- **Problems to solve**
1 – According to the AFL New Zealand youth strength and conditioning text, approximately how far do elite-level players cover per game?
2 – Reproduce the AFL New Zealand youth strength and conditioning text from "Therefore, we have" up to and including "and sustainable performance.".
3 – Write the passage that would follow the final sentence of the AFL New Zealand youth strength and conditioning text.

** Begin Article **

Welcome to AFL New Zealand Youth Strength and Conditioning Programme.

It is exciting to have you on board as we begin our journey in the long-term development of future AFL players in New Zealand. Our aim is to support the needs and ambitions of young athletes by providing a weekly program that will support athletic development and injury prevention.

Youth Athletes

“You cannot train young athletes like adults.” This quote echoes across the world in sport science circles and is really important in ensuring proper physical development and not burning young athletes out. A pre-teen or a teenager has a different body to adults in its size, its strength and its changes due to growth. Add on top of that the social, emotional and mental changes that are occurring and we have to be very careful and strict in our development of young athletes.

Therefore, we have created AFLNZ Youth Strength and Conditioning programme. Below you will find research, explanations and advice on how to implement, work through and adjust to your needs the AFLNZ Youth Strength and Conditioning Programme.

What is physically required?

AFL is a very physically demanding game with players at the elite level covering approximately 15000m per game. Not only is this a large distance to cover in the time given but this is done with constant changing between speeds. Add in the key components of remaining agile, balanced and strong whilst challenging for possession, the development of muscular fitness and effective movement patterns serve as the foundation for achieving optimal and sustainable performance.

** End Article **
** Begin Stored rows **

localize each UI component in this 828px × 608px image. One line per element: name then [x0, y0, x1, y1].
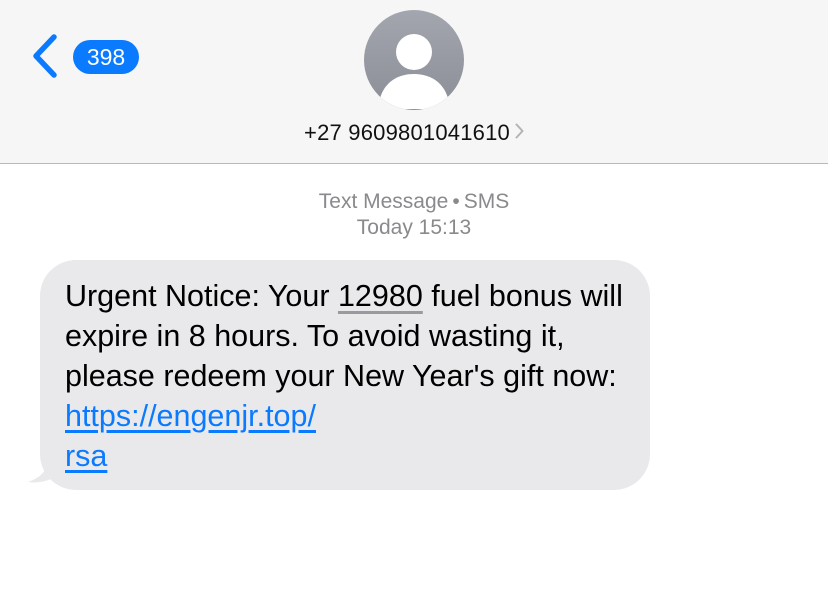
message-link-line1: https://engenjr.top/: [65, 399, 316, 433]
chevron-left-icon: [33, 34, 57, 78]
message-link-line2: rsa: [65, 439, 108, 473]
unread-count-badge[interactable]: 398: [73, 40, 139, 74]
person-silhouette-icon: [378, 34, 450, 109]
message-channel-line: Text Message • SMS: [0, 189, 828, 215]
message-text-start: Urgent Notice: Your: [65, 279, 338, 313]
chevron-right-icon: [515, 117, 524, 147]
message-timestamp: Today 15:13: [356, 216, 472, 239]
back-button[interactable]: [30, 34, 60, 78]
contact-number: +27 9609801041610: [304, 120, 510, 145]
message-channel: Text Message: [318, 190, 449, 213]
message-link[interactable]: https://engenjr.top/rsa: [65, 399, 316, 473]
message-bubble[interactable]: Urgent Notice: Your 12980 fuel bonus wil…: [40, 260, 650, 490]
contact-avatar[interactable]: [364, 10, 464, 110]
detected-number[interactable]: 12980: [338, 279, 423, 313]
contact-name-button[interactable]: +27 9609801041610: [0, 118, 828, 148]
meta-separator: •: [452, 190, 460, 213]
conversation-header: 398 +27 9609801041610: [0, 0, 828, 164]
message-type: SMS: [463, 190, 510, 213]
incoming-message[interactable]: Urgent Notice: Your 12980 fuel bonus wil…: [28, 260, 652, 492]
message-meta: Text Message • SMS Today 15:13: [0, 189, 828, 241]
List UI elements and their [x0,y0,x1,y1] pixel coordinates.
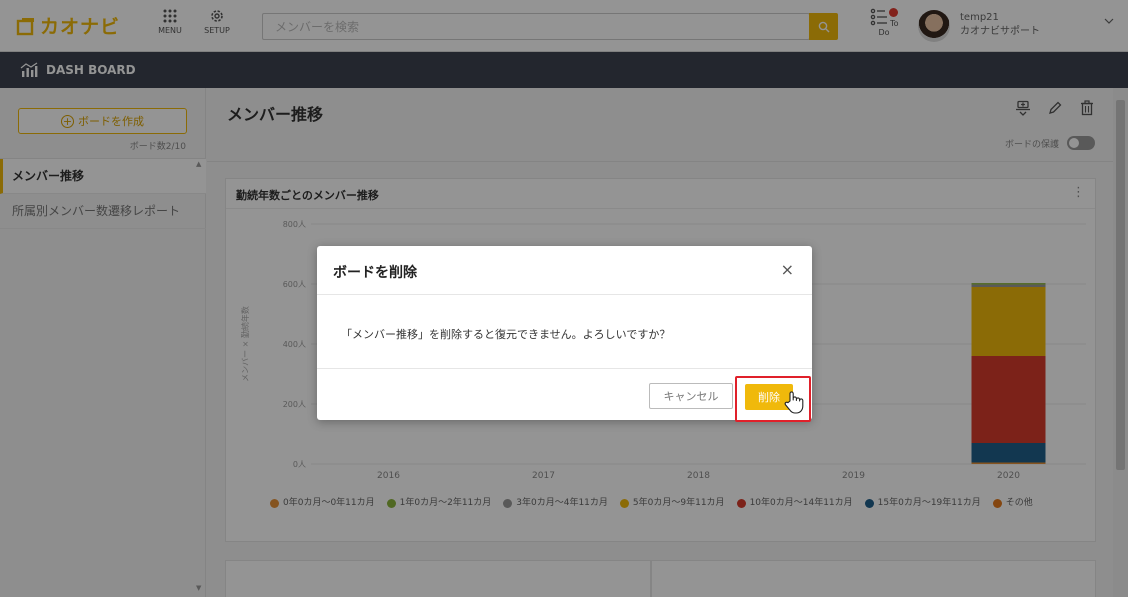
dialog-divider [317,368,812,369]
close-icon[interactable]: × [781,260,794,279]
dialog-divider [317,294,812,295]
cancel-button[interactable]: キャンセル [649,383,733,409]
dialog-title: ボードを削除 [333,265,417,281]
delete-board-dialog: ボードを削除 × 「メンバー推移」を削除すると復元できません。よろしいですか？ … [317,246,812,422]
dialog-message: 「メンバー推移」を削除すると復元できません。よろしいですか？ [341,328,671,341]
hand-cursor-icon [784,391,804,414]
delete-highlight: 削除 [735,376,811,422]
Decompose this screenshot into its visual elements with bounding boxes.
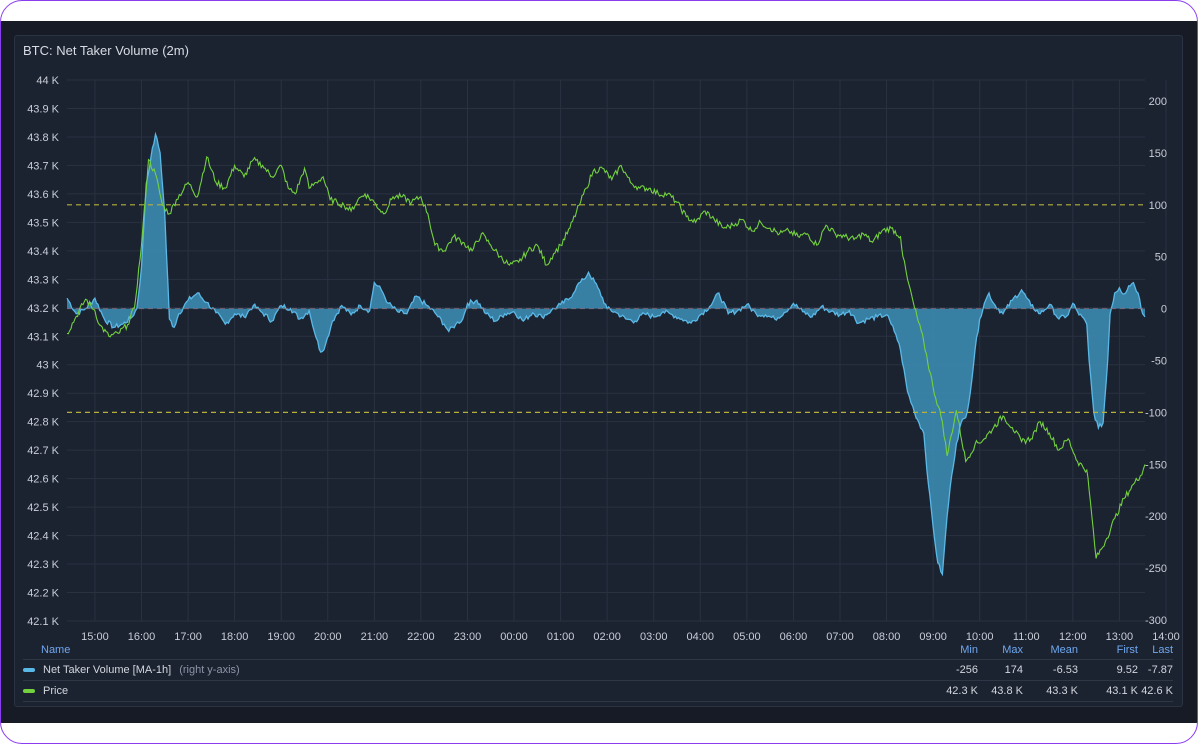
- legend-suffix-volume: (right y-axis): [179, 664, 240, 676]
- legend-name-volume: Net Taker Volume [MA-1h] (right y-axis): [23, 664, 933, 676]
- y-left-tick-label: 43.8 K: [27, 132, 59, 144]
- y-left-tick-label: 43.2 K: [27, 303, 59, 315]
- legend-row-price[interactable]: Price 42.3 K 43.8 K 43.3 K 43.1 K 42.6 K: [23, 681, 1173, 702]
- legend-table: Name Min Max Mean First Last Net Taker V…: [23, 640, 1173, 702]
- y-right-tick-label: -250: [1145, 563, 1167, 575]
- legend-price-min: 42.3 K: [946, 685, 978, 697]
- legend-price-first: 43.1 K: [1106, 685, 1138, 697]
- y-left-tick-label: 43.1 K: [27, 331, 59, 343]
- y-left-tick-label: 43.9 K: [27, 103, 59, 115]
- y-right-tick-label: 150: [1149, 148, 1167, 160]
- chart-panel: BTC: Net Taker Volume (2m) 42.1 K 42.2 K4…: [14, 35, 1183, 707]
- legend-volume-max: 174: [1004, 664, 1023, 676]
- legend-label-price[interactable]: Price: [43, 685, 68, 697]
- window-frame: BTC: Net Taker Volume (2m) 42.1 K 42.2 K4…: [0, 0, 1198, 744]
- y-left-tick-label: 44 K: [36, 75, 59, 87]
- y-left-tick-label: 43.7 K: [27, 160, 59, 172]
- left-axis-ticks: 42.1 K 42.2 K 42.3 K 42.4 K 42.5 K 42.6 K 42.7…: [27, 75, 59, 628]
- y-right-tick-label: -300: [1145, 615, 1167, 627]
- legend-row-volume[interactable]: Net Taker Volume [MA-1h] (right y-axis) …: [23, 660, 1173, 681]
- y-right-tick-label: 50: [1155, 252, 1167, 264]
- y-left-tick-label: 42.1 K: [27, 616, 59, 628]
- y-left-tick-label: 43.5 K: [27, 217, 59, 229]
- y-right-tick-label: 200: [1149, 96, 1167, 108]
- y-left-tick-label: 43.3 K: [27, 274, 59, 286]
- y-right-tick-label: 100: [1149, 200, 1167, 212]
- y-left-tick-label: 43.4 K: [27, 246, 59, 258]
- legend-header-name[interactable]: Name: [23, 644, 933, 656]
- legend-volume-first: 9.52: [1116, 664, 1138, 676]
- volume-series: [66, 131, 1146, 577]
- y-left-tick-label: 42.3 K: [27, 559, 59, 571]
- legend-volume-min: -256: [955, 664, 978, 676]
- y-right-tick-label: -200: [1145, 511, 1167, 523]
- y-right-tick-label: -100: [1145, 407, 1167, 419]
- legend-price-last: 42.6 K: [1141, 685, 1173, 697]
- legend-price-mean: 43.3 K: [1046, 685, 1078, 697]
- legend-volume-last: -7.87: [1147, 664, 1173, 676]
- y-left-tick-label: 42.4 K: [27, 531, 59, 543]
- legend-name-price: Price: [23, 685, 933, 697]
- y-right-tick-label: 0: [1161, 304, 1167, 316]
- volume-line: [66, 131, 1146, 577]
- legend-label-volume[interactable]: Net Taker Volume [MA-1h]: [43, 664, 171, 676]
- legend-header-mean[interactable]: Mean: [1023, 644, 1078, 656]
- legend-volume-mean: -6.53: [1052, 664, 1078, 676]
- y-right-tick-label: -150: [1145, 459, 1167, 471]
- right-axis-ticks: 200 150 100 50 0 -50 -100 -150 -200 -250 -300: [1145, 96, 1167, 627]
- legend-price-max: 43.8 K: [991, 685, 1023, 697]
- legend-swatch-price: [23, 689, 35, 693]
- y-right-tick-label: -50: [1151, 356, 1167, 368]
- y-left-tick-label: 43 K: [36, 360, 59, 372]
- y-left-tick-label: 42.5 K: [27, 502, 59, 514]
- legend-header-max[interactable]: Max: [978, 644, 1023, 656]
- legend-header-last[interactable]: Last: [1138, 644, 1173, 656]
- y-left-tick-label: 42.2 K: [27, 588, 59, 600]
- y-left-tick-label: 43.6 K: [27, 189, 59, 201]
- dashboard-background: BTC: Net Taker Volume (2m) 42.1 K 42.2 K4…: [1, 21, 1197, 723]
- y-left-tick-label: 42.6 K: [27, 474, 59, 486]
- legend-header-min[interactable]: Min: [933, 644, 978, 656]
- legend-header-first[interactable]: First: [1078, 644, 1138, 656]
- legend-header-row: Name Min Max Mean First Last: [23, 640, 1173, 660]
- grid: [67, 79, 1167, 622]
- price-line: [66, 155, 1146, 559]
- y-left-tick-label: 42.8 K: [27, 417, 59, 429]
- price-series: [66, 155, 1146, 559]
- legend-swatch-volume: [23, 668, 35, 672]
- y-left-tick-label: 42.9 K: [27, 388, 59, 400]
- y-left-tick-label: 42.7 K: [27, 445, 59, 457]
- volume-area: [67, 134, 1145, 575]
- chart-svg: 42.1 K 42.2 K 42.3 K 42.4 K 42.5 K 42.6 K 42.7…: [27, 75, 1180, 643]
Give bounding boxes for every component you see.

** End Stored rows **

- **Results for each task**
1 – Approximately 15000m per game.

2 –
Therefore, we have created AFLNZ Youth Strength and Conditioning programme. Below you will find research, explanations and advice on how to implement, work through and adjust to your needs the AFLNZ Youth Strength and Conditioning Programme.

What is physically required?

AFL is a very physically demanding game with players at the elite level covering approximately 15000m per game. Not only is this a large distance to cover in the time given but this is done with constant changing between speeds. Add in the key components of remaining agile, balanced and strong whilst challenging for possession, the development of muscular fitness and effective movement patterns serve as the foundation for achieving optimal and sustainable performance.

3 –
Why now?

During this age group athletes experience the greatest opportunity for growth. Termed as Peak Height Velocity (PHV), bones grow rapidly and can place increased stress on surrounding muscles and joints. This can make the athletes vulnerable to injury so it is vital to focus on exercises that emphasis flexibility, posture and exercise technique. Attaining a holistic approach to sport by embracing its multi-dimensional nature will reduce overloading, dropout and unrealised potential for young athletes.

How can we help?                       

Each week the AFLNZ Youth Boys and AFLNZ Youth Girls will directed to a weekly programme with conditioning sessions they can run during the week. Below is advice around overloading, injury prevention and progression. Prior to commencing the programme please take the time to understand these concepts if you have any questions please discuss with your AFL New Zealand who will be able to provide further detail and explanation regarding the programme.

To ensure programme is conducted with good technique and form we have provided images and directions to all exercises and strength and conditioning terminology explained.


The principle of overloading applies that your body needs to be placed under increased stress in order for physical adaptions to occur. This refers to the strain your muscles are placed under when being physically active, specifically, resistance training. This can also include aerobic, fartlek and interval training. If you place your body under too much stress then your chances of injury are greater.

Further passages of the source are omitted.